- _INSTRUCTIONS FOR THE TASK_: Collect each line of the records containing the string "this".

Data entries
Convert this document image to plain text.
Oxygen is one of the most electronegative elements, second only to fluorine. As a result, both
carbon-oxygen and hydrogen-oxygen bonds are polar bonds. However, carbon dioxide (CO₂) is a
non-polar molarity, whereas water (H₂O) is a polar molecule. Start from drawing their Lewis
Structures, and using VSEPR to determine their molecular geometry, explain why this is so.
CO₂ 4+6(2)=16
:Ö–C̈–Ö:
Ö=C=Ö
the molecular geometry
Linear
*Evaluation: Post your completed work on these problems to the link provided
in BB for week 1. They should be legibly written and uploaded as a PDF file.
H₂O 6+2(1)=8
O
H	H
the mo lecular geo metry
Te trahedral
...
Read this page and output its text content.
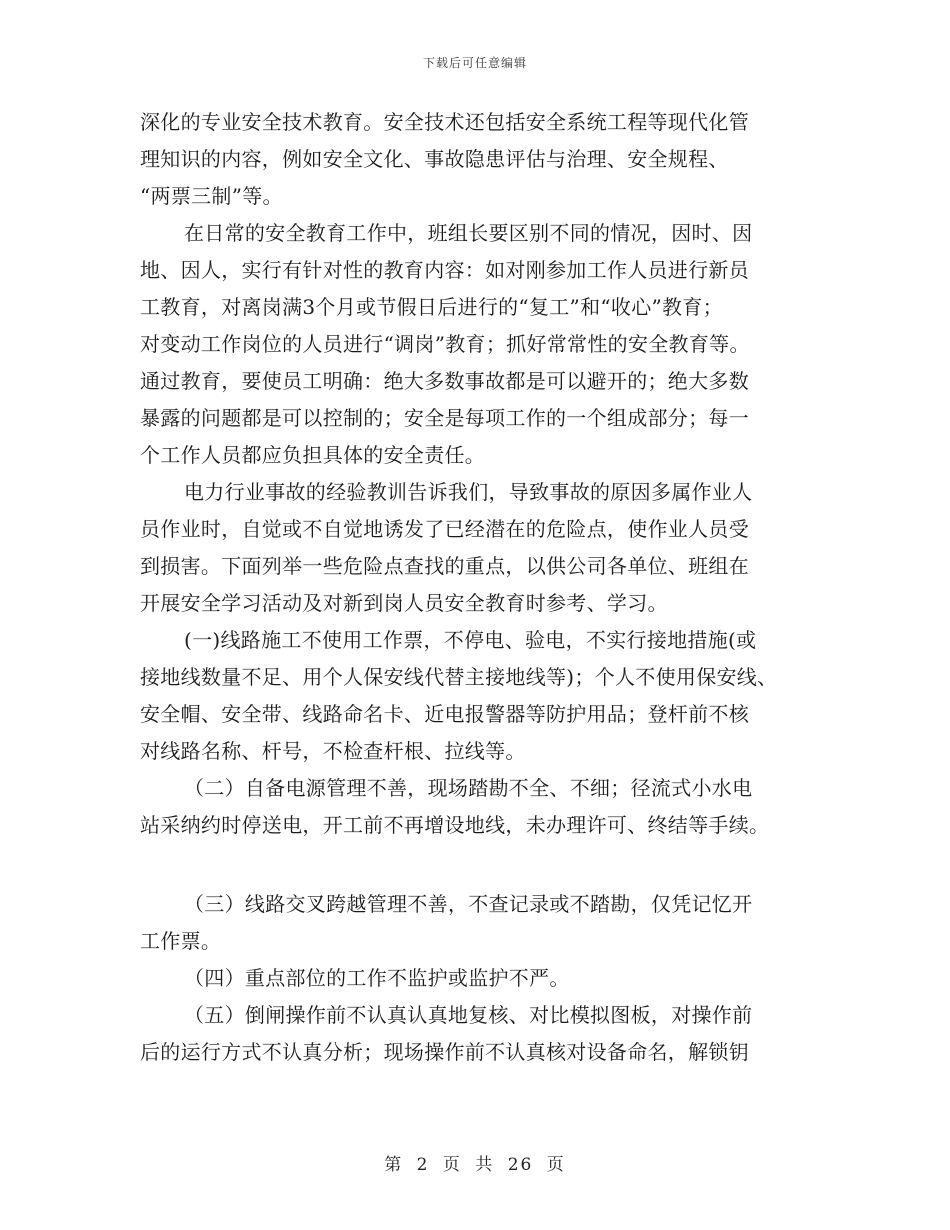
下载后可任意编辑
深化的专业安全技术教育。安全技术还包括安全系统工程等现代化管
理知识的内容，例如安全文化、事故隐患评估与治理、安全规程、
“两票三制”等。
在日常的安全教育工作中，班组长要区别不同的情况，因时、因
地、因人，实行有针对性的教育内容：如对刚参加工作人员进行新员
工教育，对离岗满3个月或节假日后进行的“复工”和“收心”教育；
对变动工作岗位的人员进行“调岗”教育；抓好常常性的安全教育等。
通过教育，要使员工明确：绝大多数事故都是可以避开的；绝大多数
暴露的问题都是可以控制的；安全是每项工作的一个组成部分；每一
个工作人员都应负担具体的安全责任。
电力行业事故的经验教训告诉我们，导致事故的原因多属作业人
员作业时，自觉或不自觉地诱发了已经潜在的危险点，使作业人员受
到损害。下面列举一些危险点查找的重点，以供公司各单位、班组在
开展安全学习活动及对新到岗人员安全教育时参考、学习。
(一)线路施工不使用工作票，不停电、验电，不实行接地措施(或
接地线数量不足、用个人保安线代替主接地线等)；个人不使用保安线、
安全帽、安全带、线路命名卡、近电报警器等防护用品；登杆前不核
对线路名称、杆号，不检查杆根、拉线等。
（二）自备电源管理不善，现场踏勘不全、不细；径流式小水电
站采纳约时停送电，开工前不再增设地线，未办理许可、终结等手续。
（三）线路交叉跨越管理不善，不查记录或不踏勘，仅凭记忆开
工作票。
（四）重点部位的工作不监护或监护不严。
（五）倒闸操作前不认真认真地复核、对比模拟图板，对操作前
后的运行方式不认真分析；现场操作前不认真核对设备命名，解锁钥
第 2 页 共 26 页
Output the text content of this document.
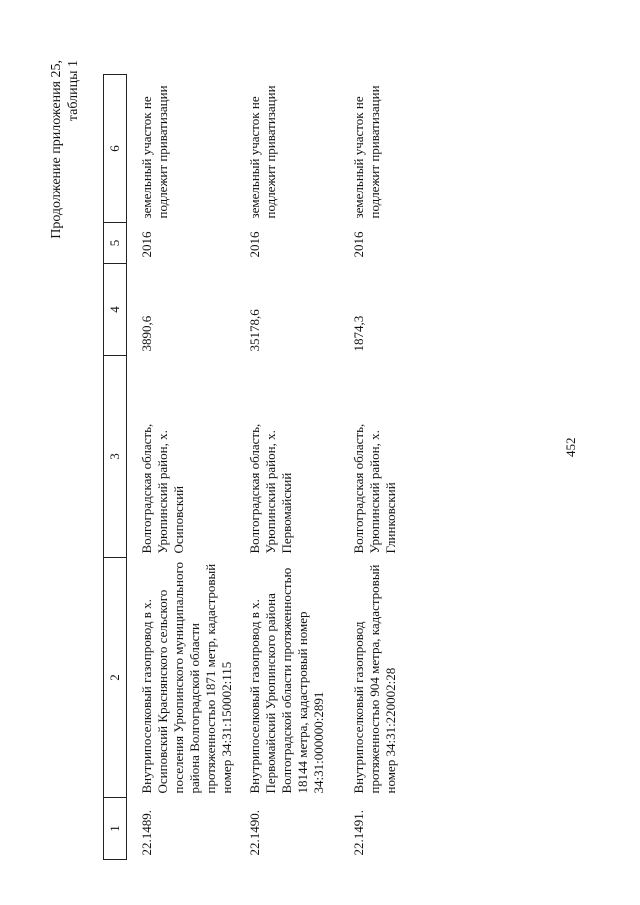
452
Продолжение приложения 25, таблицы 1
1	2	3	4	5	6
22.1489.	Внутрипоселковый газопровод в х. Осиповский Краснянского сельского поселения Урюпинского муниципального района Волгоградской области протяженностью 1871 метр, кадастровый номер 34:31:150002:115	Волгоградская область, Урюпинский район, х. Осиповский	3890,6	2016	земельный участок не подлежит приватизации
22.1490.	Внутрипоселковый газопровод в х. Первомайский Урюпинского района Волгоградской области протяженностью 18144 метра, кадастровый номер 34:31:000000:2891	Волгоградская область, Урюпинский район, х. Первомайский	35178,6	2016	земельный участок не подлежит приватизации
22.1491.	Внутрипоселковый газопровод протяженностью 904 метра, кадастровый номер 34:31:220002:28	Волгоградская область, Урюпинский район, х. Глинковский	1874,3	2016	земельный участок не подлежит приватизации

- _TASK OUTPUT_:
Convert this document image to plain text.
Structures, and using VSEPR to determine their molecular geometry, explain why this is so.
Read this page and output its text content.
Output the text content of this document.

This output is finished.